Data for this exercise start

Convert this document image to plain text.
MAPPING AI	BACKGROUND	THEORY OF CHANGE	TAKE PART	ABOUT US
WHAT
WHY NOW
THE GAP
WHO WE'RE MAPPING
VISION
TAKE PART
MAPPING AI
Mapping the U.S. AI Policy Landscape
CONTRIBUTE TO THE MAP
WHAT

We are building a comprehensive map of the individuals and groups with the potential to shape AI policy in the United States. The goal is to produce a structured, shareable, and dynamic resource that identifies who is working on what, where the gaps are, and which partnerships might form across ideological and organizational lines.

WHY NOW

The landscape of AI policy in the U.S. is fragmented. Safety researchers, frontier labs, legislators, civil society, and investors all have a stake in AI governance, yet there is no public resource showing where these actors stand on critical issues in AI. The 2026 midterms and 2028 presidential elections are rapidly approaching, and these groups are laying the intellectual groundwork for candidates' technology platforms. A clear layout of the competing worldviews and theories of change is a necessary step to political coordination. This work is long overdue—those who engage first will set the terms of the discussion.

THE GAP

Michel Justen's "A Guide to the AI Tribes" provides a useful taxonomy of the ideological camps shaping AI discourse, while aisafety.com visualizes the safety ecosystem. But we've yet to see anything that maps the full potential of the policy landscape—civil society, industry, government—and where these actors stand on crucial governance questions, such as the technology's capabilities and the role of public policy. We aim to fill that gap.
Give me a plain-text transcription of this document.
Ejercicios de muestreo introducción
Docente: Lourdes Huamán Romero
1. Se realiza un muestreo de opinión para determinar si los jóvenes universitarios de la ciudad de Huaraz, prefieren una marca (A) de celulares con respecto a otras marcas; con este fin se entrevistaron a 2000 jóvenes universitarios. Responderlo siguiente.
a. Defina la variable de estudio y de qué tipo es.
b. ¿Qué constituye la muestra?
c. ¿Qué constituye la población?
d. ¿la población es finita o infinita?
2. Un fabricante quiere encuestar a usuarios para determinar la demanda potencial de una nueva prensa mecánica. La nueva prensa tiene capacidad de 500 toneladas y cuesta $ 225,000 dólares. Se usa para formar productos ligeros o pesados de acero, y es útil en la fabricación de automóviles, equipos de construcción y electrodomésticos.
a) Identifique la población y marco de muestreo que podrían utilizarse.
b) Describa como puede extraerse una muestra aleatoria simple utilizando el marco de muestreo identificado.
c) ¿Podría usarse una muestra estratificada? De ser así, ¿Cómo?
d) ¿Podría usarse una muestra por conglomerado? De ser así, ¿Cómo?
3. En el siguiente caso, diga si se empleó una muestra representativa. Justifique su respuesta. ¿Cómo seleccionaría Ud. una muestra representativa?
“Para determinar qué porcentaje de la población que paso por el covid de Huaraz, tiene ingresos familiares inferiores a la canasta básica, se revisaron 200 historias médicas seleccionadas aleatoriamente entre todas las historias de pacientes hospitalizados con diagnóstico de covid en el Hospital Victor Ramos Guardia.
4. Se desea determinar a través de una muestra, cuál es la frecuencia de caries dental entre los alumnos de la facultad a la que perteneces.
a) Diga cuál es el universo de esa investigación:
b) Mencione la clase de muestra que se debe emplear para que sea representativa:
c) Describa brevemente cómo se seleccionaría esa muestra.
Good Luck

Data for this exercise end

_Your goal_: Return all of the data exactly as it reads.

_Complete answer_:
Convert this document image to plain text.
MAPPING AI	BACKGROUND	THEORY OF CHANGE	TAKE PART	ABOUT US
WHAT
WHY NOW
THE GAP
WHO WE'RE MAPPING
VISION
TAKE PART
MAPPING AI
Mapping the U.S. AI Policy Landscape
CONTRIBUTE TO THE MAP
WHAT

We are building a comprehensive map of the individuals and groups with the potential to shape AI policy in the United States. The goal is to produce a structured, shareable, and dynamic resource that identifies who is working on what, where the gaps are, and which partnerships might form across ideological and organizational lines.

WHY NOW

The landscape of AI policy in the U.S. is fragmented. Safety researchers, frontier labs, legislators, civil society, and investors all have a stake in AI governance, yet there is no public resource showing where these actors stand on critical issues in AI. The 2026 midterms and 2028 presidential elections are rapidly approaching, and these groups are laying the intellectual groundwork for candidates' technology platforms. A clear layout of the competing worldviews and theories of change is a necessary step to political coordination. This work is long overdue—those who engage first will set the terms of the discussion.

THE GAP

Michel Justen's "A Guide to the AI Tribes" provides a useful taxonomy of the ideological camps shaping AI discourse, while aisafety.com visualizes the safety ecosystem. But we've yet to see anything that maps the full potential of the policy landscape—civil society, industry, government—and where these actors stand on crucial governance questions, such as the technology's capabilities and the role of public policy. We aim to fill that gap.
Give me a plain-text transcription of this document.
Ejercicios de muestreo introducción
Docente: Lourdes Huamán Romero
1. Se realiza un muestreo de opinión para determinar si los jóvenes universitarios de la ciudad de Huaraz, prefieren una marca (A) de celulares con respecto a otras marcas; con este fin se entrevistaron a 2000 jóvenes universitarios. Responderlo siguiente.
a. Defina la variable de estudio y de qué tipo es.
b. ¿Qué constituye la muestra?
c. ¿Qué constituye la población?
d. ¿la población es finita o infinita?
2. Un fabricante quiere encuestar a usuarios para determinar la demanda potencial de una nueva prensa mecánica. La nueva prensa tiene capacidad de 500 toneladas y cuesta $ 225,000 dólares. Se usa para formar productos ligeros o pesados de acero, y es útil en la fabricación de automóviles, equipos de construcción y electrodomésticos.
a) Identifique la población y marco de muestreo que podrían utilizarse.
b) Describa como puede extraerse una muestra aleatoria simple utilizando el marco de muestreo identificado.
c) ¿Podría usarse una muestra estratificada? De ser así, ¿Cómo?
d) ¿Podría usarse una muestra por conglomerado? De ser así, ¿Cómo?
3. En el siguiente caso, diga si se empleó una muestra representativa. Justifique su respuesta. ¿Cómo seleccionaría Ud. una muestra representativa?
“Para determinar qué porcentaje de la población que paso por el covid de Huaraz, tiene ingresos familiares inferiores a la canasta básica, se revisaron 200 historias médicas seleccionadas aleatoriamente entre todas las historias de pacientes hospitalizados con diagnóstico de covid en el Hospital Victor Ramos Guardia.
4. Se desea determinar a través de una muestra, cuál es la frecuencia de caries dental entre los alumnos de la facultad a la que perteneces.
a) Diga cuál es el universo de esa investigación:
b) Mencione la clase de muestra que se debe emplear para que sea representativa:
c) Describa brevemente cómo se seleccionaría esa muestra.
Good Luck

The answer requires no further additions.